- Aim:
Wherever a line in the data below holds "image", copy that line.

Collected data entries

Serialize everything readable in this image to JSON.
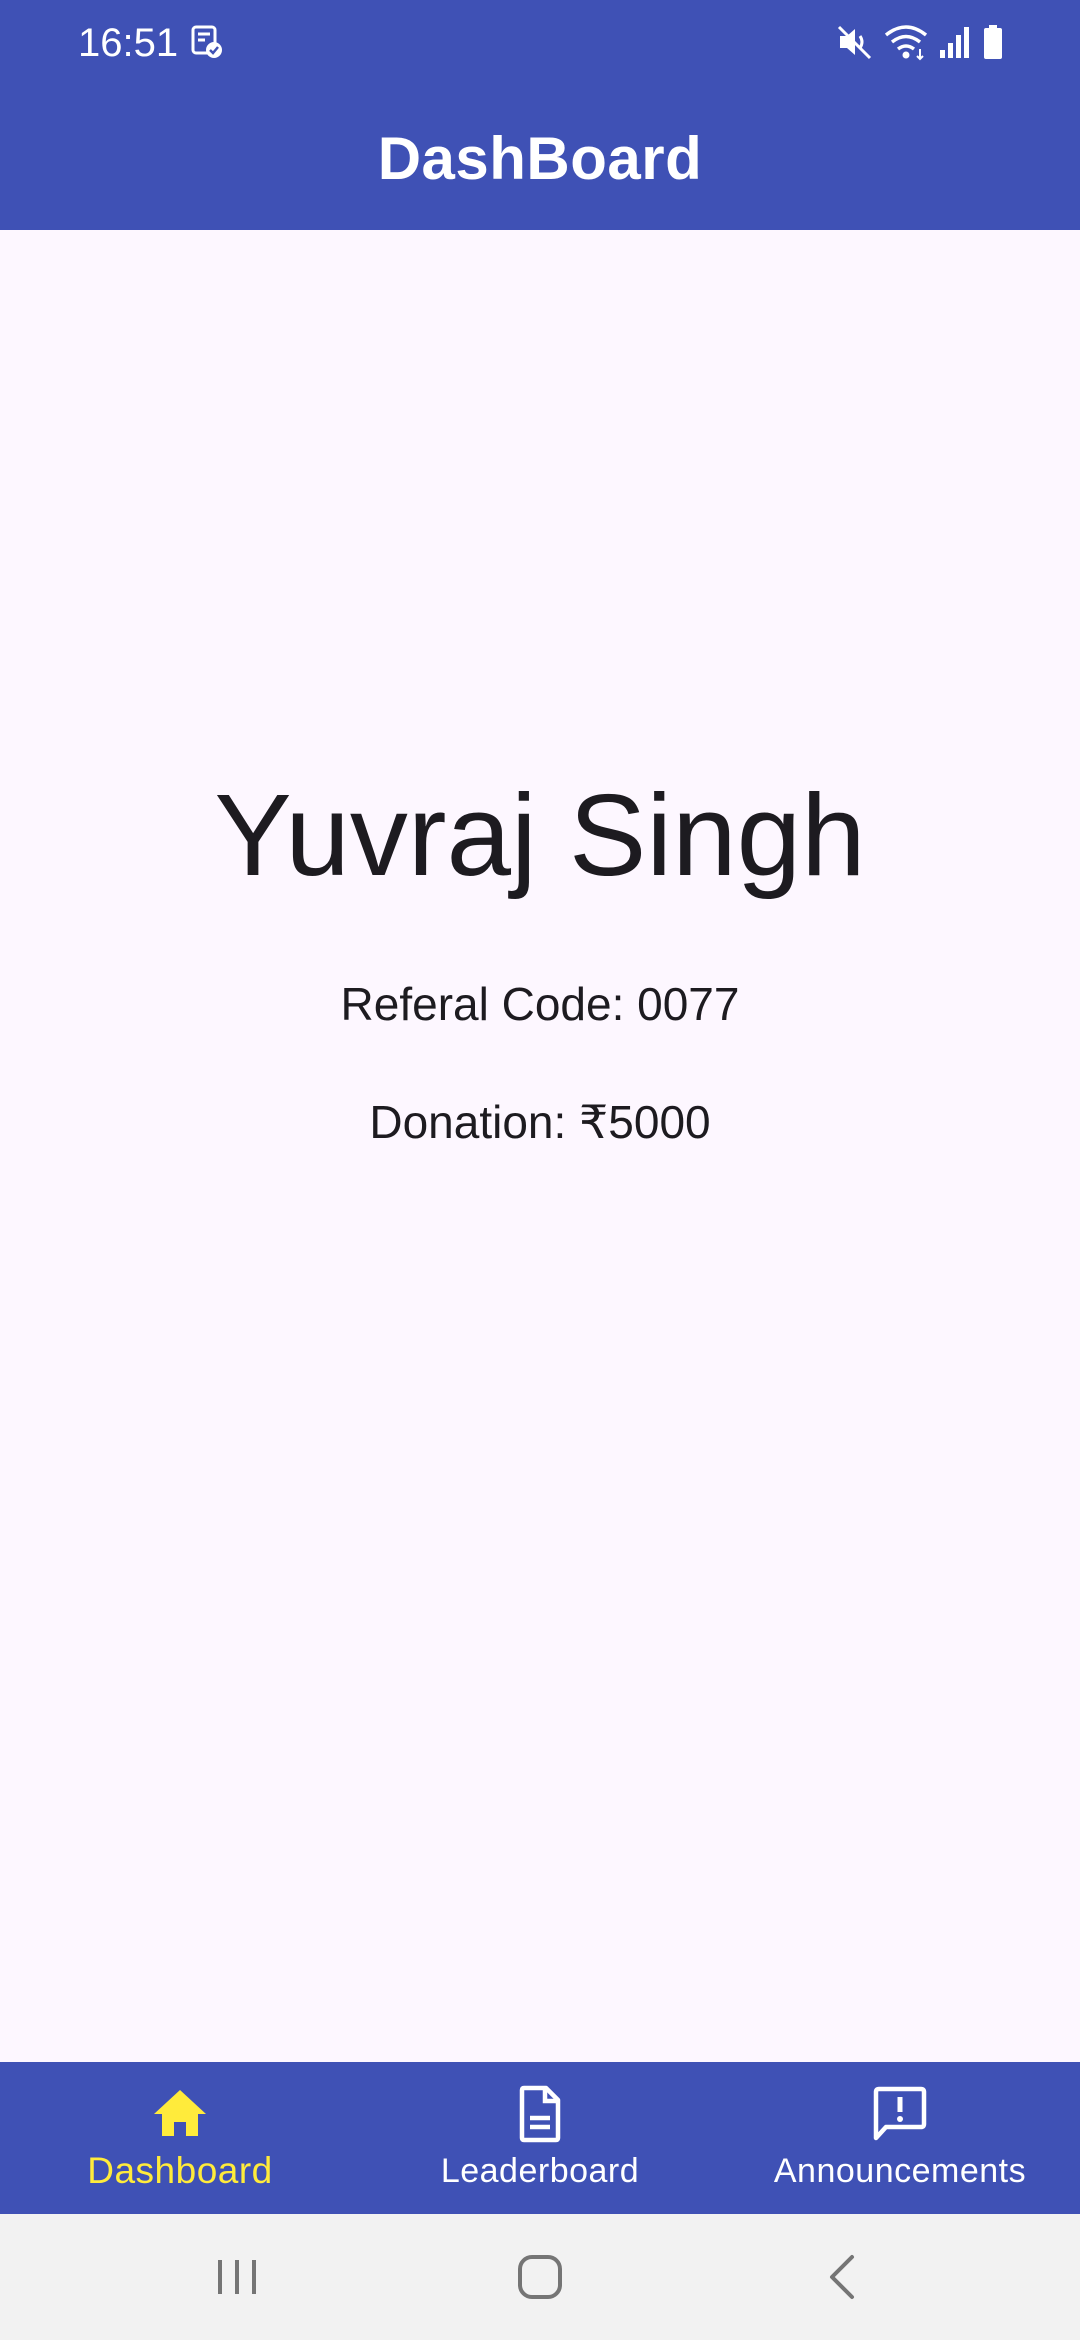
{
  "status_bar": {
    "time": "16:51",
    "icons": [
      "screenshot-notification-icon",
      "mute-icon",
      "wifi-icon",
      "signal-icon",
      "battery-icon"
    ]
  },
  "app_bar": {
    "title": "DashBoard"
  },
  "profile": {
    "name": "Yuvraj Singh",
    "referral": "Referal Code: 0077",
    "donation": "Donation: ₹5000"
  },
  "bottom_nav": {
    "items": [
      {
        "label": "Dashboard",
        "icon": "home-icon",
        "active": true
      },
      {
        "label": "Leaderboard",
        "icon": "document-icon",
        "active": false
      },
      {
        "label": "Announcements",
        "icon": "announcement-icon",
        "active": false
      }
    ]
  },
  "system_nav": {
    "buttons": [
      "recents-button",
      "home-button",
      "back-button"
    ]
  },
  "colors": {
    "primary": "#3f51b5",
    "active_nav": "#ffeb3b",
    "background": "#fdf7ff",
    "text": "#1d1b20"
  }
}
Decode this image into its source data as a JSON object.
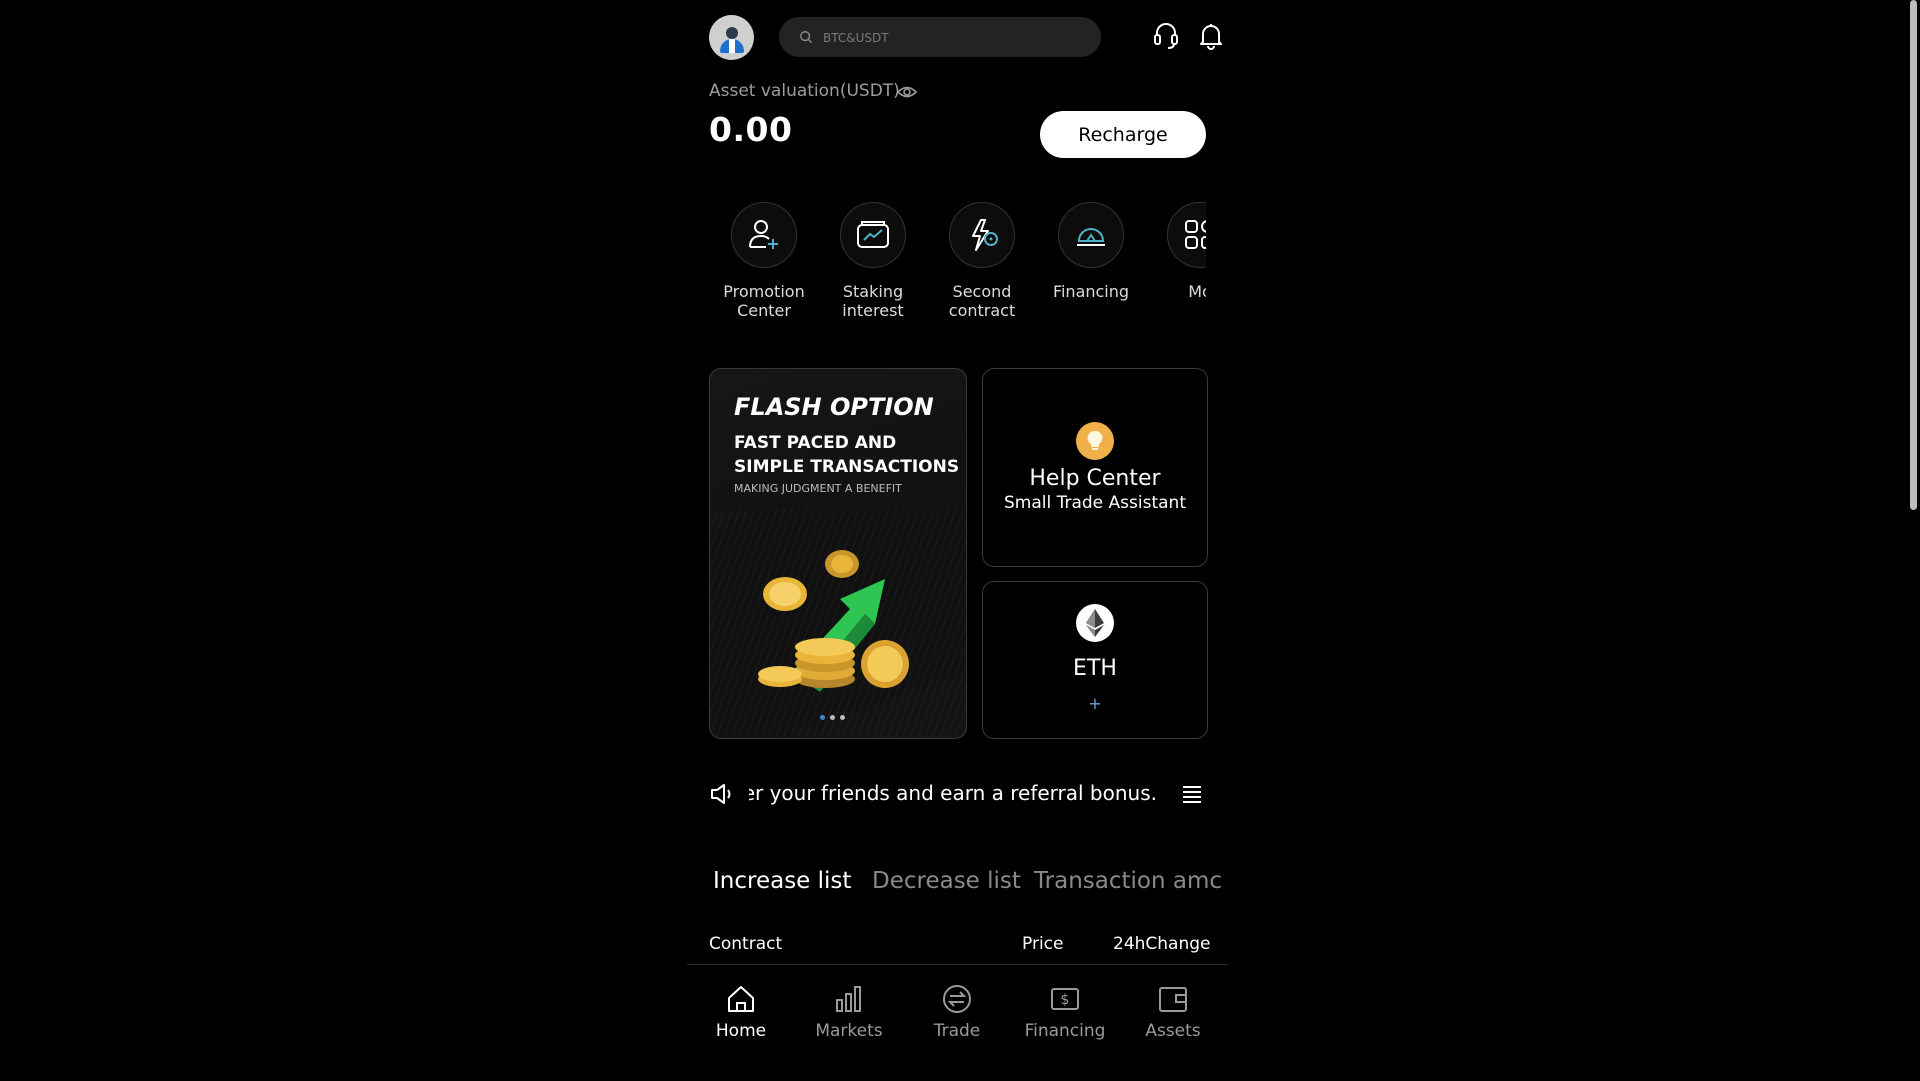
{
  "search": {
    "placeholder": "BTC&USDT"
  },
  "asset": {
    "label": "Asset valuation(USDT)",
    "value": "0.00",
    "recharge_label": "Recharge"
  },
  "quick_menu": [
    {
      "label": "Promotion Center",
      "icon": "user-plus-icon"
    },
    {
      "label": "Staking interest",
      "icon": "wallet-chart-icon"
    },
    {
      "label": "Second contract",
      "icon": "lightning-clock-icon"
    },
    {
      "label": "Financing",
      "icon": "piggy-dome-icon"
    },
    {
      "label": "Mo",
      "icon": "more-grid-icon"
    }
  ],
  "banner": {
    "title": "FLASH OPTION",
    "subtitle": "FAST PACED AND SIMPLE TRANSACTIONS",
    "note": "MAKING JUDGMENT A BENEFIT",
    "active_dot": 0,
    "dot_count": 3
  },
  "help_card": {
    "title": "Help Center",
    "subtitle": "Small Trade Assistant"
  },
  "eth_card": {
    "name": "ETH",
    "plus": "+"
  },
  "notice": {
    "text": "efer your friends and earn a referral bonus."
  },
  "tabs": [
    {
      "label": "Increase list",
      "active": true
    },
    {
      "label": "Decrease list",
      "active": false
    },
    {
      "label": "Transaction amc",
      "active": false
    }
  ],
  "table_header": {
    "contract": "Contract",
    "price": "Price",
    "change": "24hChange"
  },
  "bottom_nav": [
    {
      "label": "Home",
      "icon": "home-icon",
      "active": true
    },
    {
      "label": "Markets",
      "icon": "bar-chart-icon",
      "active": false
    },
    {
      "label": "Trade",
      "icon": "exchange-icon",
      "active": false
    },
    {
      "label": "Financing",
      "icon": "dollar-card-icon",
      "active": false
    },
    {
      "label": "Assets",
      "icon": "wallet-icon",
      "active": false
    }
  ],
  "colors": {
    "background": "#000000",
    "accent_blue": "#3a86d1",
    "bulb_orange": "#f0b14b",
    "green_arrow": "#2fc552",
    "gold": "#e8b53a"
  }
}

- Written answer:
Serialize everything readable in this image to JSON.
Decode this image into its source data as a JSON object.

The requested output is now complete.